* Problem statement:
Extract all data as written.

○ ○ ○ ○ ○

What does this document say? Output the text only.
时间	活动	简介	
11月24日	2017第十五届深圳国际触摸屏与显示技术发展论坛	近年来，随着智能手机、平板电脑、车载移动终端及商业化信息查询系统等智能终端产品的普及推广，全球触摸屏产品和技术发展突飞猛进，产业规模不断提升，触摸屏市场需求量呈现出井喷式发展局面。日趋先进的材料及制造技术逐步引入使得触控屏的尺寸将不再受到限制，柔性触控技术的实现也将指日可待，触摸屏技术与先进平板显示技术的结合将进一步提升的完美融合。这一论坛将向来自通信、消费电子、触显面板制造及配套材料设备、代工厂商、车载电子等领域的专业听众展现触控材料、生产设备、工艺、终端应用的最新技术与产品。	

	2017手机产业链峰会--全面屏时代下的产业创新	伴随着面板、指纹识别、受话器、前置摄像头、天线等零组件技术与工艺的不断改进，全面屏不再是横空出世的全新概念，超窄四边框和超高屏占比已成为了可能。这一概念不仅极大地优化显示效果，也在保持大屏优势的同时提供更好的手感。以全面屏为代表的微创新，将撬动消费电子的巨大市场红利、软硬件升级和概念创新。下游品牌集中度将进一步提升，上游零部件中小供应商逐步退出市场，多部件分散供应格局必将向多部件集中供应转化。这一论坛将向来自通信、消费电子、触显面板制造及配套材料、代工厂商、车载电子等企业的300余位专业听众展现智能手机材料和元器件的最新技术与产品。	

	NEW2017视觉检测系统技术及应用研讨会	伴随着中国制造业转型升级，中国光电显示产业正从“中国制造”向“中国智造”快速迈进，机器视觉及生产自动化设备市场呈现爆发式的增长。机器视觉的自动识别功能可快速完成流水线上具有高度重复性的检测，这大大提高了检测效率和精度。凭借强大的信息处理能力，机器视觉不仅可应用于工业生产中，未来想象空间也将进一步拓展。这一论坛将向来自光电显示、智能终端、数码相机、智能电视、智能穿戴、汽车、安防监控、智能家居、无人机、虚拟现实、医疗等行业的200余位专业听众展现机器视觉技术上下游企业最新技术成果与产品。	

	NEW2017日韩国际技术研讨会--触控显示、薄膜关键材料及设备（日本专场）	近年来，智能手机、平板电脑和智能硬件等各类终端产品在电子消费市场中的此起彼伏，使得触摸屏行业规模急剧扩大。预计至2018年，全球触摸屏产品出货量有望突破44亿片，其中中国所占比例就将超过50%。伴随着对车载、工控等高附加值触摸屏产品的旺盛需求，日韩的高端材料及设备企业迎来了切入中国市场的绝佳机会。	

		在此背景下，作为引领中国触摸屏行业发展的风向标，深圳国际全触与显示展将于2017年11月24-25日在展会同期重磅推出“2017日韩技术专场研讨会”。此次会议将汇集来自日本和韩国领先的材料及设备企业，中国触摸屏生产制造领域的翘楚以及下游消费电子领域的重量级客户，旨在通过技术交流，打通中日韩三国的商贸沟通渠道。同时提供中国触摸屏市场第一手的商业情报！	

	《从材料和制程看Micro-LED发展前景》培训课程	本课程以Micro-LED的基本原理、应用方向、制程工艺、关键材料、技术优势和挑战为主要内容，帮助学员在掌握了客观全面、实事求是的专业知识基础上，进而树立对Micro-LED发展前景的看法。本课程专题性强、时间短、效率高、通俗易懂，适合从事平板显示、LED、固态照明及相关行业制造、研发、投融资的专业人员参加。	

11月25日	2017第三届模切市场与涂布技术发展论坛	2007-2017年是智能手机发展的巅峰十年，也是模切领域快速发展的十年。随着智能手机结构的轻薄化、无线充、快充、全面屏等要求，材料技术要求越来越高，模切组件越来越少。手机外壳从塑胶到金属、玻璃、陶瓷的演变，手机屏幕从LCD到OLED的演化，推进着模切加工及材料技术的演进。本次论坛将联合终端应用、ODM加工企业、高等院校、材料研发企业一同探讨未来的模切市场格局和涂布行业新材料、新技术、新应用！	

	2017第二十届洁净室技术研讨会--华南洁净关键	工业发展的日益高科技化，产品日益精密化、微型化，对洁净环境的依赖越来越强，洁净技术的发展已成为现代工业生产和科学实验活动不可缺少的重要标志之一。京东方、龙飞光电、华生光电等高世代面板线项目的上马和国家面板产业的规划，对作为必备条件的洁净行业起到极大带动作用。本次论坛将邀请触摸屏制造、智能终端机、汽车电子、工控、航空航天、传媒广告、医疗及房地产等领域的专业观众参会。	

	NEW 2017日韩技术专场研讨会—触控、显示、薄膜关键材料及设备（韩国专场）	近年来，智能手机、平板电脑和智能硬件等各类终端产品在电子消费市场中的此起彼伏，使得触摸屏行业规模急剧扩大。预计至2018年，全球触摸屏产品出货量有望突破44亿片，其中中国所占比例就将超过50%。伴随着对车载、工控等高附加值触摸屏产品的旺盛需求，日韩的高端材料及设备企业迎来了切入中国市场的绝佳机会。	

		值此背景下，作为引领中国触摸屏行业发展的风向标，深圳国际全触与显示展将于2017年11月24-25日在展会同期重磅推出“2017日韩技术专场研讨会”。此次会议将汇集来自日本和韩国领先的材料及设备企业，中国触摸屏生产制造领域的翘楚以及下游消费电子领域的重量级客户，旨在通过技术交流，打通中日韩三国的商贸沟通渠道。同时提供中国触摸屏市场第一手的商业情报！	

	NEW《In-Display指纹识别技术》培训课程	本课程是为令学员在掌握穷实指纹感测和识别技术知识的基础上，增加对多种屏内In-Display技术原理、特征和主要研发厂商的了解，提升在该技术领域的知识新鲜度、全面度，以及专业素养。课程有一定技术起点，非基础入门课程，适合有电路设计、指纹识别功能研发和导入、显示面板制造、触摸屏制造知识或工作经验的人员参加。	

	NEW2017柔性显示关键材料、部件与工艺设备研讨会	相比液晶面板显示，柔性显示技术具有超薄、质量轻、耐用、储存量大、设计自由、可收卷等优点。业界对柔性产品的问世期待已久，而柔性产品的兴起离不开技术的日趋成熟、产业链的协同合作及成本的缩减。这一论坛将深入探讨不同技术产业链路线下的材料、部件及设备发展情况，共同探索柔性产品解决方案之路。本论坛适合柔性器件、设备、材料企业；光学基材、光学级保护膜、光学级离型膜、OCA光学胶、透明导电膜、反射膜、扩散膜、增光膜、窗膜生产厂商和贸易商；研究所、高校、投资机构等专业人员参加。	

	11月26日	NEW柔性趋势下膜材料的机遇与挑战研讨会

○ ○ ○ ○ ○

* Reply:
What does this document say? Output the text only.
时间	活动	简介	
11月24日	2017第十五届深圳国际触摸屏与显示技术发展论坛	近年来，随着智能手机、平板电脑、车载移动终端及商业化信息查询系统等智能终端产品的普及推广，全球触摸屏产品和技术发展突飞猛进，产业规模不断提升，触摸屏市场需求量呈现出井喷式发展局面。日趋先进的材料及制造技术逐步引入使得触控屏的尺寸将不再受到限制，柔性触控技术的实现也将指日可待，触摸屏技术与先进平板显示技术的结合将进一步提升的完美融合。这一论坛将向来自通信、消费电子、触显面板制造及配套材料设备、代工厂商、车载电子等领域的专业听众展现触控材料、生产设备、工艺、终端应用的最新技术与产品。	

	2017手机产业链峰会--全面屏时代下的产业创新	伴随着面板、指纹识别、受话器、前置摄像头、天线等零组件技术与工艺的不断改进，全面屏不再是横空出世的全新概念，超窄四边框和超高屏占比已成为了可能。这一概念不仅极大地优化显示效果，也在保持大屏优势的同时提供更好的手感。以全面屏为代表的微创新，将撬动消费电子的巨大市场红利、软硬件升级和概念创新。下游品牌集中度将进一步提升，上游零部件中小供应商逐步退出市场，多部件分散供应格局必将向多部件集中供应转化。这一论坛将向来自通信、消费电子、触显面板制造及配套材料、代工厂商、车载电子等企业的300余位专业听众展现智能手机材料和元器件的最新技术与产品。	

	NEW2017视觉检测系统技术及应用研讨会	伴随着中国制造业转型升级，中国光电显示产业正从“中国制造”向“中国智造”快速迈进，机器视觉及生产自动化设备市场呈现爆发式的增长。机器视觉的自动识别功能可快速完成流水线上具有高度重复性的检测，这大大提高了检测效率和精度。凭借强大的信息处理能力，机器视觉不仅可应用于工业生产中，未来想象空间也将进一步拓展。这一论坛将向来自光电显示、智能终端、数码相机、智能电视、智能穿戴、汽车、安防监控、智能家居、无人机、虚拟现实、医疗等行业的200余位专业听众展现机器视觉技术上下游企业最新技术成果与产品。	

	NEW2017日韩国际技术研讨会--触控显示、薄膜关键材料及设备（日本专场）	近年来，智能手机、平板电脑和智能硬件等各类终端产品在电子消费市场中的此起彼伏，使得触摸屏行业规模急剧扩大。预计至2018年，全球触摸屏产品出货量有望突破44亿片，其中中国所占比例就将超过50%。伴随着对车载、工控等高附加值触摸屏产品的旺盛需求，日韩的高端材料及设备企业迎来了切入中国市场的绝佳机会。	

		在此背景下，作为引领中国触摸屏行业发展的风向标，深圳国际全触与显示展将于2017年11月24-25日在展会同期重磅推出“2017日韩技术专场研讨会”。此次会议将汇集来自日本和韩国领先的材料及设备企业，中国触摸屏生产制造领域的翘楚以及下游消费电子领域的重量级客户，旨在通过技术交流，打通中日韩三国的商贸沟通渠道。同时提供中国触摸屏市场第一手的商业情报！	

	《从材料和制程看Micro-LED发展前景》培训课程	本课程以Micro-LED的基本原理、应用方向、制程工艺、关键材料、技术优势和挑战为主要内容，帮助学员在掌握了客观全面、实事求是的专业知识基础上，进而树立对Micro-LED发展前景的看法。本课程专题性强、时间短、效率高、通俗易懂，适合从事平板显示、LED、固态照明及相关行业制造、研发、投融资的专业人员参加。	

11月25日	2017第三届模切市场与涂布技术发展论坛	2007-2017年是智能手机发展的巅峰十年，也是模切领域快速发展的十年。随着智能手机结构的轻薄化、无线充、快充、全面屏等要求，材料技术要求越来越高，模切组件越来越少。手机外壳从塑胶到金属、玻璃、陶瓷的演变，手机屏幕从LCD到OLED的演化，推进着模切加工及材料技术的演进。本次论坛将联合终端应用、ODM加工企业、高等院校、材料研发企业一同探讨未来的模切市场格局和涂布行业新材料、新技术、新应用！	

	2017第二十届洁净室技术研讨会--华南洁净关键	工业发展的日益高科技化，产品日益精密化、微型化，对洁净环境的依赖越来越强，洁净技术的发展已成为现代工业生产和科学实验活动不可缺少的重要标志之一。京东方、龙飞光电、华生光电等高世代面板线项目的上马和国家面板产业的规划，对作为必备条件的洁净行业起到极大带动作用。本次论坛将邀请触摸屏制造、智能终端机、汽车电子、工控、航空航天、传媒广告、医疗及房地产等领域的专业观众参会。	

	NEW 2017日韩技术专场研讨会—触控、显示、薄膜关键材料及设备（韩国专场）	近年来，智能手机、平板电脑和智能硬件等各类终端产品在电子消费市场中的此起彼伏，使得触摸屏行业规模急剧扩大。预计至2018年，全球触摸屏产品出货量有望突破44亿片，其中中国所占比例就将超过50%。伴随着对车载、工控等高附加值触摸屏产品的旺盛需求，日韩的高端材料及设备企业迎来了切入中国市场的绝佳机会。	

		值此背景下，作为引领中国触摸屏行业发展的风向标，深圳国际全触与显示展将于2017年11月24-25日在展会同期重磅推出“2017日韩技术专场研讨会”。此次会议将汇集来自日本和韩国领先的材料及设备企业，中国触摸屏生产制造领域的翘楚以及下游消费电子领域的重量级客户，旨在通过技术交流，打通中日韩三国的商贸沟通渠道。同时提供中国触摸屏市场第一手的商业情报！	

	NEW《In-Display指纹识别技术》培训课程	本课程是为令学员在掌握穷实指纹感测和识别技术知识的基础上，增加对多种屏内In-Display技术原理、特征和主要研发厂商的了解，提升在该技术领域的知识新鲜度、全面度，以及专业素养。课程有一定技术起点，非基础入门课程，适合有电路设计、指纹识别功能研发和导入、显示面板制造、触摸屏制造知识或工作经验的人员参加。	

	NEW2017柔性显示关键材料、部件与工艺设备研讨会	相比液晶面板显示，柔性显示技术具有超薄、质量轻、耐用、储存量大、设计自由、可收卷等优点。业界对柔性产品的问世期待已久，而柔性产品的兴起离不开技术的日趋成熟、产业链的协同合作及成本的缩减。这一论坛将深入探讨不同技术产业链路线下的材料、部件及设备发展情况，共同探索柔性产品解决方案之路。本论坛适合柔性器件、设备、材料企业；光学基材、光学级保护膜、光学级离型膜、OCA光学胶、透明导电膜、反射膜、扩散膜、增光膜、窗膜生产厂商和贸易商；研究所、高校、投资机构等专业人员参加。	

	11月26日	NEW柔性趋势下膜材料的机遇与挑战研讨会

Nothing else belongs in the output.